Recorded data
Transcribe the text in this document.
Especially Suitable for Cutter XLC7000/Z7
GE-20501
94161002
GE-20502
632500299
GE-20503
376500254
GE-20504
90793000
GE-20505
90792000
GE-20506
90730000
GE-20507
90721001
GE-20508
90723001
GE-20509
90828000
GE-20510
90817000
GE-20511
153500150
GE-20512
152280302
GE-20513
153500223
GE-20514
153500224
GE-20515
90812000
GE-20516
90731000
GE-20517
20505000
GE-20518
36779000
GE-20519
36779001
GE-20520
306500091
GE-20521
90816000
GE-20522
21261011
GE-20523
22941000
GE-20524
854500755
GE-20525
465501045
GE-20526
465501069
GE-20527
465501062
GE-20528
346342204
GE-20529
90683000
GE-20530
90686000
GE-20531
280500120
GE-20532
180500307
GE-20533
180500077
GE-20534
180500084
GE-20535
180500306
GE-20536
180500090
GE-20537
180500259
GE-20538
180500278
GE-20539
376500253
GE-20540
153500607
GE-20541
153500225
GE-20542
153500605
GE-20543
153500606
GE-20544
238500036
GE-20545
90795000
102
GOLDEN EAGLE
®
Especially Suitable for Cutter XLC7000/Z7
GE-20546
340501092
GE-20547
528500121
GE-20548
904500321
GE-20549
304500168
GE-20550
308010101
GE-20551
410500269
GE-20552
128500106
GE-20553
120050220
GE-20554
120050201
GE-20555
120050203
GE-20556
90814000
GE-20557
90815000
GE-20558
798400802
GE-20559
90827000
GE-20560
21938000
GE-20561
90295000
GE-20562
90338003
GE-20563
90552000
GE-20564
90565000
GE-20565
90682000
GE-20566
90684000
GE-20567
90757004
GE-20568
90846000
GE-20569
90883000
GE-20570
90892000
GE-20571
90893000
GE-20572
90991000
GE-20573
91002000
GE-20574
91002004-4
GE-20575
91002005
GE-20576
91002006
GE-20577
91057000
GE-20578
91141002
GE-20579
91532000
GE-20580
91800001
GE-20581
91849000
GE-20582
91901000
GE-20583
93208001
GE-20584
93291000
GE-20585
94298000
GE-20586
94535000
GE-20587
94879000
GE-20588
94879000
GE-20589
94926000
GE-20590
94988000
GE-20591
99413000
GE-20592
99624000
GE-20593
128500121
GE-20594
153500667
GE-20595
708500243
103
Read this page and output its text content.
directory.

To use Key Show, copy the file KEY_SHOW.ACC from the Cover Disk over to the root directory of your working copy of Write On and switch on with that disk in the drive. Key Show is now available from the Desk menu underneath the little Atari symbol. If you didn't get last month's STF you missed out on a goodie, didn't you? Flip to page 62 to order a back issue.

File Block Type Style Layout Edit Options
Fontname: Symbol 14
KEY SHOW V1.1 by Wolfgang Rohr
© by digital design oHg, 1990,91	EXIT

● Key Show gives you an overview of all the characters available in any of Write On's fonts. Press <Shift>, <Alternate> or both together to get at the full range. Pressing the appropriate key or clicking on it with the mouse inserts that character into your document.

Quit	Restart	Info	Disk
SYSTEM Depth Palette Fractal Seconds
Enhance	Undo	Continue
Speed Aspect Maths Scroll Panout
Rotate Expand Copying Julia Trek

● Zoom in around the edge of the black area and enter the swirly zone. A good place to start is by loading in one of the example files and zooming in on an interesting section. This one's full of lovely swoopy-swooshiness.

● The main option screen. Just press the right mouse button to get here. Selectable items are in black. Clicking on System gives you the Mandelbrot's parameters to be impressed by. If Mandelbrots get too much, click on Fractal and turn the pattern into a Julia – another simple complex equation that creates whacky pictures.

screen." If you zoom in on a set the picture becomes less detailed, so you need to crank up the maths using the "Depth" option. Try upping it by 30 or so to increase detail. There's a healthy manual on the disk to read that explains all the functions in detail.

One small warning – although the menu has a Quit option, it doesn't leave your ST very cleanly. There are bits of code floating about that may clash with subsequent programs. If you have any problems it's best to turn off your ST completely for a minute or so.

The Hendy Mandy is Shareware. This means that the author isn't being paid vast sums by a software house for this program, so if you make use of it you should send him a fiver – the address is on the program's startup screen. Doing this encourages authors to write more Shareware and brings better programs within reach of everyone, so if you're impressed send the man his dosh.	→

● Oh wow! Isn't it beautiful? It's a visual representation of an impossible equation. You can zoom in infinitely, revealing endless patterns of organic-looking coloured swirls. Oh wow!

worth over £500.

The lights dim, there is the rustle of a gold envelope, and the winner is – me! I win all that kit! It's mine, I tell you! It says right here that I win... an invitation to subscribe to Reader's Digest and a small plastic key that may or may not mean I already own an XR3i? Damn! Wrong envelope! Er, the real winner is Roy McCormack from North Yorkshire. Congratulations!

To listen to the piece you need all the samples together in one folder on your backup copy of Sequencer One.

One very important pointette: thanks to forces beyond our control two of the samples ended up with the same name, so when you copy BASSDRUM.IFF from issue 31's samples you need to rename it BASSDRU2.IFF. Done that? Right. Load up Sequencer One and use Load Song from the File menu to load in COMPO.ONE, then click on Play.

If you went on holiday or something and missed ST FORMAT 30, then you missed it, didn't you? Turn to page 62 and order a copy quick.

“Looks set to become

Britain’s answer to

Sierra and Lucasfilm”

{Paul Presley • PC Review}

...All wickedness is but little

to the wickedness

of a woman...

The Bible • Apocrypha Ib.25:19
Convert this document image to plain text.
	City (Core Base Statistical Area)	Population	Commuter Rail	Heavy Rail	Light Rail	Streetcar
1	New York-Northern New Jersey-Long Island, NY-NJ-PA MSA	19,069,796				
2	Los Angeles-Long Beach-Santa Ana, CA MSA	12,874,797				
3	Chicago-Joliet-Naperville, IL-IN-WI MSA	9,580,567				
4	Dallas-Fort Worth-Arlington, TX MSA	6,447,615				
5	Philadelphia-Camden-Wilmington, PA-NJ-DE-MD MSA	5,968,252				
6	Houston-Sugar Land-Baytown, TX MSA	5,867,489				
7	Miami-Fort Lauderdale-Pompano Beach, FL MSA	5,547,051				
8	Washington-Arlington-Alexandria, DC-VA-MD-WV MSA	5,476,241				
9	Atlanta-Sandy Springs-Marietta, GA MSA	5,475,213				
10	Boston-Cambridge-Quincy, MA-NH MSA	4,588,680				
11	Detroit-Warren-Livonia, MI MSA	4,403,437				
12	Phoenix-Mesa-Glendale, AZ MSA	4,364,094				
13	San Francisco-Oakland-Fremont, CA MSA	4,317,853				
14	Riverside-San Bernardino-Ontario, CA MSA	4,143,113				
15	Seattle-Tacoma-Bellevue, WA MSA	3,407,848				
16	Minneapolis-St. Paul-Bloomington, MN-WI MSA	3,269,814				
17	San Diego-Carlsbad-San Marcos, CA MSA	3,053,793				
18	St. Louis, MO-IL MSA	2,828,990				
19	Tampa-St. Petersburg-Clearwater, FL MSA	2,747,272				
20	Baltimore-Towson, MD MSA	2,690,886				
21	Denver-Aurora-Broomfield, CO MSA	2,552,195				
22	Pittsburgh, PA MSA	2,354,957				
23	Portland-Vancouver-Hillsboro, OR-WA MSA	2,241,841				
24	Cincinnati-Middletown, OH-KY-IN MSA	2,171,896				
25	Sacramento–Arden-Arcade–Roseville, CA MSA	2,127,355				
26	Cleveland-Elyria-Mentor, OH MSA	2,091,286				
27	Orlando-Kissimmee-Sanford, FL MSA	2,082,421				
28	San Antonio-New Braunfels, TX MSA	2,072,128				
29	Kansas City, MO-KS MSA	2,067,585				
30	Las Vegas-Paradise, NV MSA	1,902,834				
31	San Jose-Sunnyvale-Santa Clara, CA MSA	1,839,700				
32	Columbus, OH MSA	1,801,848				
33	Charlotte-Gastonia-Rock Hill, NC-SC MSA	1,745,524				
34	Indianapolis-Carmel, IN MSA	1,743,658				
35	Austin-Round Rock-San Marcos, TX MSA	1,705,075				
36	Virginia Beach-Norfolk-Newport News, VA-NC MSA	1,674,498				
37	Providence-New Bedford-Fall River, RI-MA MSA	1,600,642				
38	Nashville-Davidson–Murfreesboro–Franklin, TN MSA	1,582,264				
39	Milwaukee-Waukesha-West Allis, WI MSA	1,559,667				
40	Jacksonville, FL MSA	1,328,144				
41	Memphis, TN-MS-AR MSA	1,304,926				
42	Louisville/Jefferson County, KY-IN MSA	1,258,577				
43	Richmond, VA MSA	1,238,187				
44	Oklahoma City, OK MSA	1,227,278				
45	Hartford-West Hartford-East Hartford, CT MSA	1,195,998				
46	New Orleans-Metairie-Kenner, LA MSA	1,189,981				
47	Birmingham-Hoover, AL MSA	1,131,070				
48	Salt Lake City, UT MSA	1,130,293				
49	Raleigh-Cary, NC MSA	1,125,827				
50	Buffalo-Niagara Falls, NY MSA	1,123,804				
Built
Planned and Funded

What is needed → Look through the entries and work out how many lines have the word "Quit" in them; reply with that number only.

Completed exercise → 2